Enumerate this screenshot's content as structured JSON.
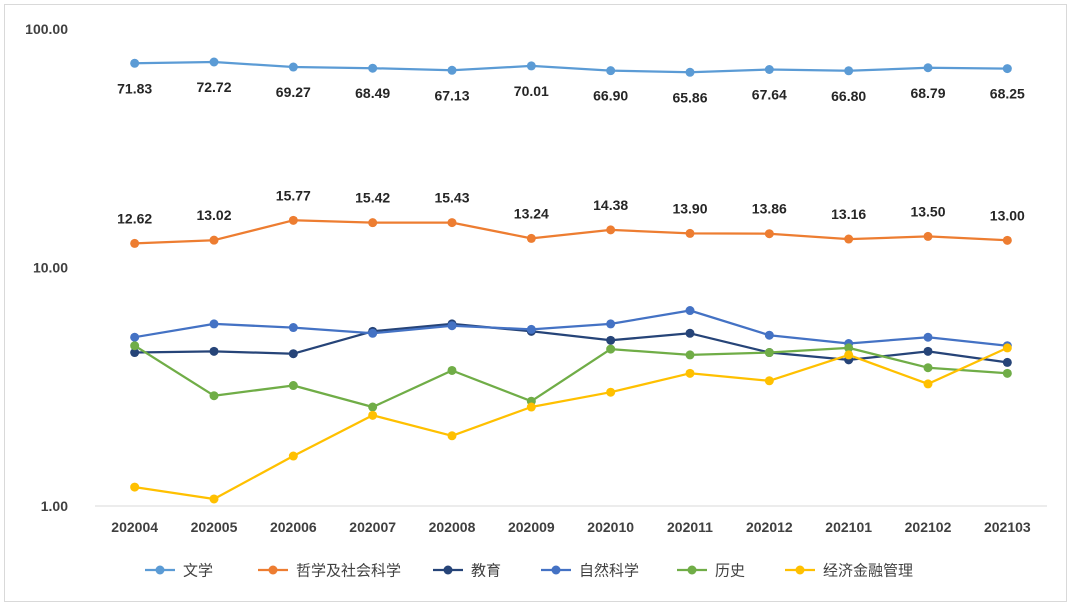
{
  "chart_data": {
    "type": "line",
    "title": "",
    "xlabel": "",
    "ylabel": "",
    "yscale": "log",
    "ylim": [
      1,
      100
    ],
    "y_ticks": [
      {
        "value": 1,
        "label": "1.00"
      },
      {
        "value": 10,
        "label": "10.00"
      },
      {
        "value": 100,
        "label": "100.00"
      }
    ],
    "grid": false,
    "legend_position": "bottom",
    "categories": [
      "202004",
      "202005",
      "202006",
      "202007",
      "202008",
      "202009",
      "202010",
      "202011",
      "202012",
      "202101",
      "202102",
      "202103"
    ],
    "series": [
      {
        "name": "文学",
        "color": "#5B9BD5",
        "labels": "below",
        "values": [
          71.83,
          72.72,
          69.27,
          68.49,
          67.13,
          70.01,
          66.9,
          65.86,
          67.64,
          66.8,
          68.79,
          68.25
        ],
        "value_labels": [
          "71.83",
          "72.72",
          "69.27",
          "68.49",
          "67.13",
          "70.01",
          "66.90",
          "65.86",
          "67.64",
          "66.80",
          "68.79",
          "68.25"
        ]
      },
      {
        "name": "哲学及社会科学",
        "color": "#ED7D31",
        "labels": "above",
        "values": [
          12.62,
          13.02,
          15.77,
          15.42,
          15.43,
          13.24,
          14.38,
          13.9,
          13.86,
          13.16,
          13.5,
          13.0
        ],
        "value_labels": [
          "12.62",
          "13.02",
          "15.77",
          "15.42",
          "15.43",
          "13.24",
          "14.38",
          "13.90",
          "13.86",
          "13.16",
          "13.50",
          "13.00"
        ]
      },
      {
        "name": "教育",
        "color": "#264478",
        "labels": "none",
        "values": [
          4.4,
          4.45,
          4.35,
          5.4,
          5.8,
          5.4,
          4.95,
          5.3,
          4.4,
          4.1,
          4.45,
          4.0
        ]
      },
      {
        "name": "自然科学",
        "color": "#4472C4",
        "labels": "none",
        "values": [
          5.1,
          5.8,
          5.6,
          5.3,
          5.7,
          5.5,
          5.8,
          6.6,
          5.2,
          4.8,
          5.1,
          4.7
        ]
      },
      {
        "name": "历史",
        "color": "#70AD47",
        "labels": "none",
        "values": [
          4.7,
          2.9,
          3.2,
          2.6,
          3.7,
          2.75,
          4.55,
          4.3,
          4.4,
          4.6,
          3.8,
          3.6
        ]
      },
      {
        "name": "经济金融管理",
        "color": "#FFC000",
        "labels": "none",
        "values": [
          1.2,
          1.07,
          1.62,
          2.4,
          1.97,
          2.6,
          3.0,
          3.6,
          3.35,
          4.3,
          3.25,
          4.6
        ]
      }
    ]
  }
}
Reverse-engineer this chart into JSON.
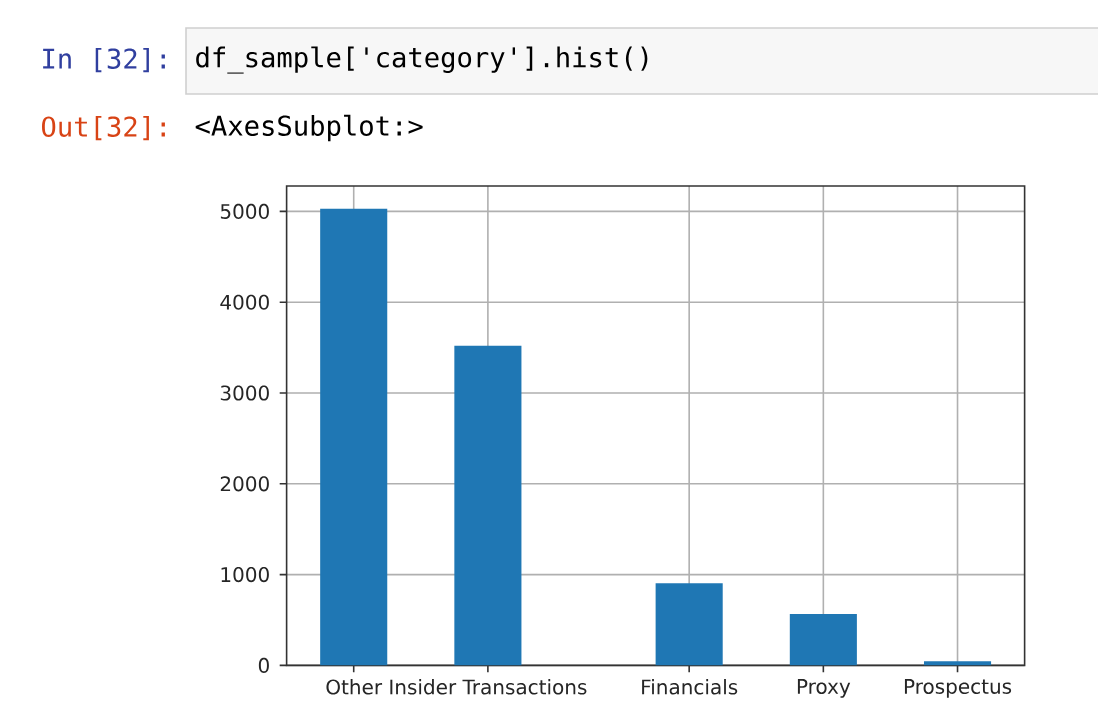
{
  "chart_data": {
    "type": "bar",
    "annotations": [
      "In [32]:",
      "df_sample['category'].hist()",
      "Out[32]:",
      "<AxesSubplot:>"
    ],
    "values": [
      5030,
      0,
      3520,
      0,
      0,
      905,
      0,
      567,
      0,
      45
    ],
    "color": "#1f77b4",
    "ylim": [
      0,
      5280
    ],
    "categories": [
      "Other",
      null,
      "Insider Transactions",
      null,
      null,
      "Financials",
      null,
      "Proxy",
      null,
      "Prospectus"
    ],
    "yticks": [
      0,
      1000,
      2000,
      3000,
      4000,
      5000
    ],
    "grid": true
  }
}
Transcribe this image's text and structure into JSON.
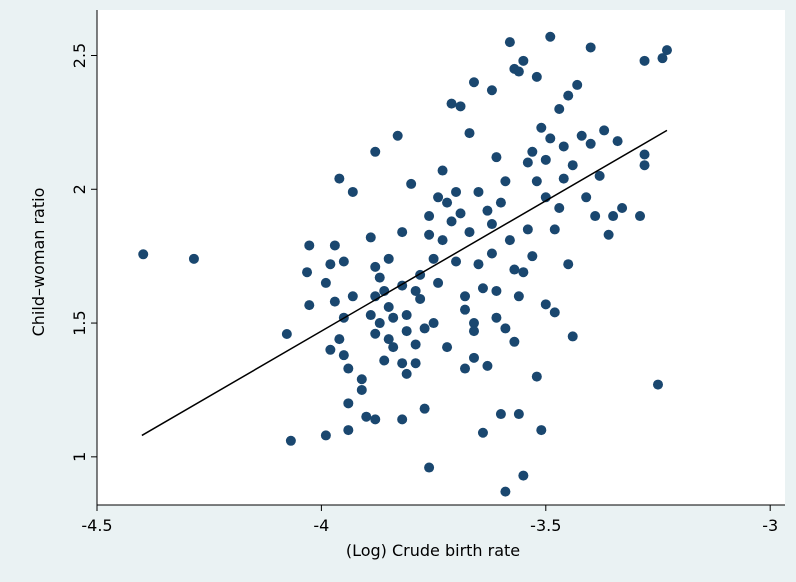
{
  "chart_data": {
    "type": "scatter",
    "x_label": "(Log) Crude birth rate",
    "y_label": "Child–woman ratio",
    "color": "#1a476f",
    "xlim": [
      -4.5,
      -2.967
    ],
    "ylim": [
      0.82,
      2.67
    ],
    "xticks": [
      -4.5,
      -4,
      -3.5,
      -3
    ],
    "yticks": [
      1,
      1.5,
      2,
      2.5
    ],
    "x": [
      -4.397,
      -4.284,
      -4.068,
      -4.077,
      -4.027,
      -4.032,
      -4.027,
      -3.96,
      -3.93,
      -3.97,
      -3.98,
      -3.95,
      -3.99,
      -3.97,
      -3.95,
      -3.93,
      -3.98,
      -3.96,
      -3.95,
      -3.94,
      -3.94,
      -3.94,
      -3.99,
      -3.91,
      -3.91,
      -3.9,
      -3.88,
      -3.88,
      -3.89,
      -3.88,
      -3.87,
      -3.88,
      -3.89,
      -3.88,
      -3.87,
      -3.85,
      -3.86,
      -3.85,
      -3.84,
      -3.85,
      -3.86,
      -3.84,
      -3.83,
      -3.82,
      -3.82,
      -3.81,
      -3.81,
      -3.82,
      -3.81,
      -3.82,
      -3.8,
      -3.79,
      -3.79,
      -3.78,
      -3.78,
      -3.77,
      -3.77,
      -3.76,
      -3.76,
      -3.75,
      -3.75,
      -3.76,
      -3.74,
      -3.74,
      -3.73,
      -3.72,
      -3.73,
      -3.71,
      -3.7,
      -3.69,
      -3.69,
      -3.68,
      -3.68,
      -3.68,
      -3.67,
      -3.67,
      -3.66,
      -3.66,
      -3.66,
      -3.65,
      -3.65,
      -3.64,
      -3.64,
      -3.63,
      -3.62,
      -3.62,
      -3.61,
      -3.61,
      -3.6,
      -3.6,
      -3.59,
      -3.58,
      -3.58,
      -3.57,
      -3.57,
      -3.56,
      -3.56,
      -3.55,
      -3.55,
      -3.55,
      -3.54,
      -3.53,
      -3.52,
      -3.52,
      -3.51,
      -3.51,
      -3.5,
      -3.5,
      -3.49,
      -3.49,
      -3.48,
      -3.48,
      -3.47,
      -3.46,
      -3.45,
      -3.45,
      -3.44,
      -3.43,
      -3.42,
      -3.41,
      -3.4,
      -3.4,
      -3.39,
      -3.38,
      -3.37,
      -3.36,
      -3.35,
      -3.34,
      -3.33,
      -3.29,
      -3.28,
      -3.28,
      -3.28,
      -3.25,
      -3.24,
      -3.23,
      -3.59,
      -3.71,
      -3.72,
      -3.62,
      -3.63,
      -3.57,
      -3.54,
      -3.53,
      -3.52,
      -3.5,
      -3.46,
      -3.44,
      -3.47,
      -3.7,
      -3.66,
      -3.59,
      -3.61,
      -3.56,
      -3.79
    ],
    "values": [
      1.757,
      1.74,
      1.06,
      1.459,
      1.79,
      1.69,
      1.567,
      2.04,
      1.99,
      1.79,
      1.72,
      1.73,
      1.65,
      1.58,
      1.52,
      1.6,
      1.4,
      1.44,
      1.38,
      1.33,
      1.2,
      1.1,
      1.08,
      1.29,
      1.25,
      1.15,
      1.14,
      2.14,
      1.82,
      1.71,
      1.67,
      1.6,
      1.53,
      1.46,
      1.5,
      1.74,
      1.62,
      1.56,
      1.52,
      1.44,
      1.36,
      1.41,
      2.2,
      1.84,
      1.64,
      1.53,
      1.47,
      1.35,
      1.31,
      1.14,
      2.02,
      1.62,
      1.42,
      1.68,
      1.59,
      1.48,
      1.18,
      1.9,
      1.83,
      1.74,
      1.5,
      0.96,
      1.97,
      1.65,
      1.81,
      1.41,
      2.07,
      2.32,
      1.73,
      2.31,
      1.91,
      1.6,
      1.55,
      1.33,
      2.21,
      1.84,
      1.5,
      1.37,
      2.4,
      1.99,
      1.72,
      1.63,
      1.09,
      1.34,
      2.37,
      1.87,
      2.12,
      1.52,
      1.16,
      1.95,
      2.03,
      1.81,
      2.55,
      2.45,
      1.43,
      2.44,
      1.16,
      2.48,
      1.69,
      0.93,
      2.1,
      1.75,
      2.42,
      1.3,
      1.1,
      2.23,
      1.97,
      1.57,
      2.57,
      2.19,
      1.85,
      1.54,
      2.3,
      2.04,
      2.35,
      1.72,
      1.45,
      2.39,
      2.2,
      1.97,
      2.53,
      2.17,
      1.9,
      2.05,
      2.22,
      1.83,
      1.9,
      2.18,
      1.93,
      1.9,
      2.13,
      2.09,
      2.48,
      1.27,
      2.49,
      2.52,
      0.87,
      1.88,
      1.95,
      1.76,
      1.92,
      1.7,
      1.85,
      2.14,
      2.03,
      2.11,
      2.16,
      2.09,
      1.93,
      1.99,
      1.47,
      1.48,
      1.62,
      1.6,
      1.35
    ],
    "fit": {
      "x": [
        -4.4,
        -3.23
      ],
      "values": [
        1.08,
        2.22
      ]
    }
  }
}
——————
• **What this task involves**
Search the data for "into". Copy every matching line.

• **Solution to the exercise**
Reverse-engineer this chart into JSON.
Transcribe this image's text and structure into JSON.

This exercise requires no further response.